• _THE REQUEST_:
Render the lines below as a JSON list of strings, one string per line, skipping blank lines and leaving out the pictures.

====== SUPPLIED MATERIAL

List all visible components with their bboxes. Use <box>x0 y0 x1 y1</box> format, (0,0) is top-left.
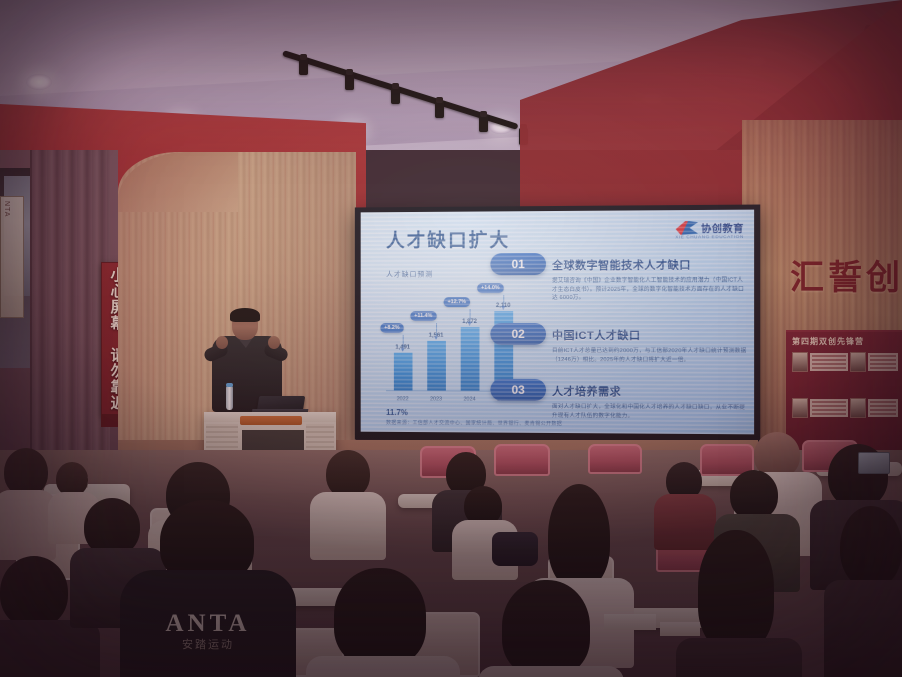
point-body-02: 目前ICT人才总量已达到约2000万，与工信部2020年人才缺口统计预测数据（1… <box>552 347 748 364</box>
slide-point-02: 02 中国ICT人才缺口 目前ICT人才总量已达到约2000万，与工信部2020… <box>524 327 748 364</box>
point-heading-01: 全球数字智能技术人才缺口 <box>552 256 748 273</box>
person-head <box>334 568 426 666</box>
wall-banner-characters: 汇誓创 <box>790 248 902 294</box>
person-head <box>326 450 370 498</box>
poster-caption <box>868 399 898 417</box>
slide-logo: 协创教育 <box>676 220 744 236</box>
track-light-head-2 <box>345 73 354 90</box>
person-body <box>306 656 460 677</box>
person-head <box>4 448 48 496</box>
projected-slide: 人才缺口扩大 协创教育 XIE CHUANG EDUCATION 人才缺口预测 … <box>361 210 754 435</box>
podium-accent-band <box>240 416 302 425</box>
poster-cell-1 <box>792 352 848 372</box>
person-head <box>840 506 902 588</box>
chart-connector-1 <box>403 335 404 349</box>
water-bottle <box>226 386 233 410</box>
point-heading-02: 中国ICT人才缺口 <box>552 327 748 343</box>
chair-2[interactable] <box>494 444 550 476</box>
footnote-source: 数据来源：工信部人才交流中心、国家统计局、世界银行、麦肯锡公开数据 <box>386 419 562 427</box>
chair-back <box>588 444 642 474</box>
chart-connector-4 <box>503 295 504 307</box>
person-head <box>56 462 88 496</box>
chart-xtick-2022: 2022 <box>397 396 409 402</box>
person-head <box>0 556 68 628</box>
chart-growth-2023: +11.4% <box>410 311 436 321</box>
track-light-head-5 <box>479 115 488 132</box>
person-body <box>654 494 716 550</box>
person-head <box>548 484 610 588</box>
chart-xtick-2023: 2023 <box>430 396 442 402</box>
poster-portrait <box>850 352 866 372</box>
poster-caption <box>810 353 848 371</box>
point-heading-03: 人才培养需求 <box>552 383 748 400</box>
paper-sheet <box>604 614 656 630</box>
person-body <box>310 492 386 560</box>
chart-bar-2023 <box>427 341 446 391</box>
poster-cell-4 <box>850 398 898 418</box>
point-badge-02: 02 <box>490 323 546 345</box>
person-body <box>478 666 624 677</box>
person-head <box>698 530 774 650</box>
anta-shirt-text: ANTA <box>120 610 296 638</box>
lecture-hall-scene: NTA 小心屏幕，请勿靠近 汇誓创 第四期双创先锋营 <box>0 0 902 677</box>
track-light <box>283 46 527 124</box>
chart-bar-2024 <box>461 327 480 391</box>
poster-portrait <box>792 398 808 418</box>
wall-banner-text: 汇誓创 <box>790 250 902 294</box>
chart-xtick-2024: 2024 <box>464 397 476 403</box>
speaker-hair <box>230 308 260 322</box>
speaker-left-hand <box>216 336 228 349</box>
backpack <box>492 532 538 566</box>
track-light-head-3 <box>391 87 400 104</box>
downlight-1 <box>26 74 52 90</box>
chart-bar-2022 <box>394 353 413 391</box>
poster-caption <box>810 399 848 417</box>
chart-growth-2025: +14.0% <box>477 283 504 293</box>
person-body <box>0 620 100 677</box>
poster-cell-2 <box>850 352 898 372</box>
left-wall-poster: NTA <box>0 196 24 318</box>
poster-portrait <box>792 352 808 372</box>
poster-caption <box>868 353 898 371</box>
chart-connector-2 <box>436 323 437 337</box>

============

• _OUTPUT OF THE EXERCISE_:
[
  "List all visible components with their bboxes. Use <box>x0 y0 x1 y1</box> format, (0,0) is top-left.",
  "point-body-02: 目前ICT人才总量已达到约2000万，与工信部2020年人才缺口统计预测数据（1… <box>552 347 748 364</box>",
  "slide-point-02: 02 中国ICT人才缺口 目前ICT人才总量已达到约2000万，与工信部2020… <box>524 327 748 364</box>",
  "point-heading-01: 全球数字智能技术人才缺口 <box>552 256 748 273</box>",
  "person-head <box>334 568 426 666</box>",
  "wall-banner-characters: 汇誓创 <box>790 248 902 294</box>",
  "person-head <box>326 450 370 498</box>",
  "poster-caption <box>868 399 898 417</box>",
  "slide-logo: 协创教育 <box>676 220 744 236</box>",
  "track-light-head-2 <box>345 73 354 90</box>",
  "person-body <box>306 656 460 677</box>",
  "person-head <box>4 448 48 496</box>",
  "projected-slide: 人才缺口扩大 协创教育 XIE CHUANG EDUCATION 人才缺口预测 … <box>361 210 754 435</box>",
  "podium-accent-band <box>240 416 302 425</box>",
  "poster-cell-1 <box>792 352 848 372</box>",
  "person-head <box>840 506 902 588</box>",
  "chart-connector-1 <box>403 335 404 349</box>",
  "water-bottle <box>226 386 233 410</box>",
  "point-heading-02: 中国ICT人才缺口 <box>552 327 748 343</box>",
  "chair-2[interactable] <box>494 444 550 476</box>",
  "footnote-source: 数据来源：工信部人才交流中心、国家统计局、世界银行、麦肯锡公开数据 <box>386 419 562 427</box>",
  "chair-back <box>588 444 642 474</box>",
  "chart-connector-4 <box>503 295 504 307</box>",
  "person-head <box>56 462 88 496</box>",
  "chart-xtick-2022: 2022 <box>397 396 409 402</box>",
  "person-head <box>0 556 68 628</box>",
  "chart-growth-2023: +11.4% <box>410 311 436 321</box>",
  "track-light-head-5 <box>479 115 488 132</box>",
  "person-body <box>654 494 716 550</box>",
  "person-head <box>548 484 610 588</box>",
  "chart-xtick-2023: 2023 <box>430 396 442 402</box>",
  "poster-portrait <box>850 352 866 372</box>",
  "poster-caption <box>810 353 848 371</box>",
  "point-heading-03: 人才培养需求 <box>552 383 748 400</box>",
  "paper-sheet <box>604 614 656 630</box>",
  "person-body <box>310 492 386 560</box>",
  "chart-bar-2023 <box>427 341 446 391</box>",
  "poster-cell-4 <box>850 398 898 418</box>",
  "point-badge-02: 02 <box>490 323 546 345</box>",
  "person-body <box>478 666 624 677</box>",
  "person-head <box>698 530 774 650</box>",
  "anta-shirt-text: ANTA <box>120 610 296 638</box>",
  "lecture-hall-scene: NTA 小心屏幕，请勿靠近 汇誓创 第四期双创先锋营 <box>0 0 902 677</box>",
  "track-light <box>283 46 527 124</box>",
  "chart-bar-2024 <box>461 327 480 391</box>",
  "poster-portrait <box>792 398 808 418</box>",
  "wall-banner-text: 汇誓创 <box>790 250 902 294</box>",
  "chart-xtick-2024: 2024 <box>464 397 476 403</box>",
  "speaker-hair <box>230 308 260 322</box>",
  "speaker-left-hand <box>216 336 228 349</box>",
  "backpack <box>492 532 538 566</box>",
  "track-light-head-3 <box>391 87 400 104</box>",
  "downlight-1 <box>26 74 52 90</box>",
  "chart-bar-2022 <box>394 353 413 391</box>",
  "poster-caption <box>810 399 848 417</box>",
  "chart-growth-2025: +14.0% <box>477 283 504 293</box>",
  "person-body <box>0 620 100 677</box>",
  "poster-cell-2 <box>850 352 898 372</box>",
  "left-wall-poster: NTA <box>0 196 24 318</box>",
  "poster-portrait <box>792 352 808 372</box>",
  "poster-caption <box>868 353 898 371</box>",
  "chart-connector-2 <box>436 323 437 337</box>"
]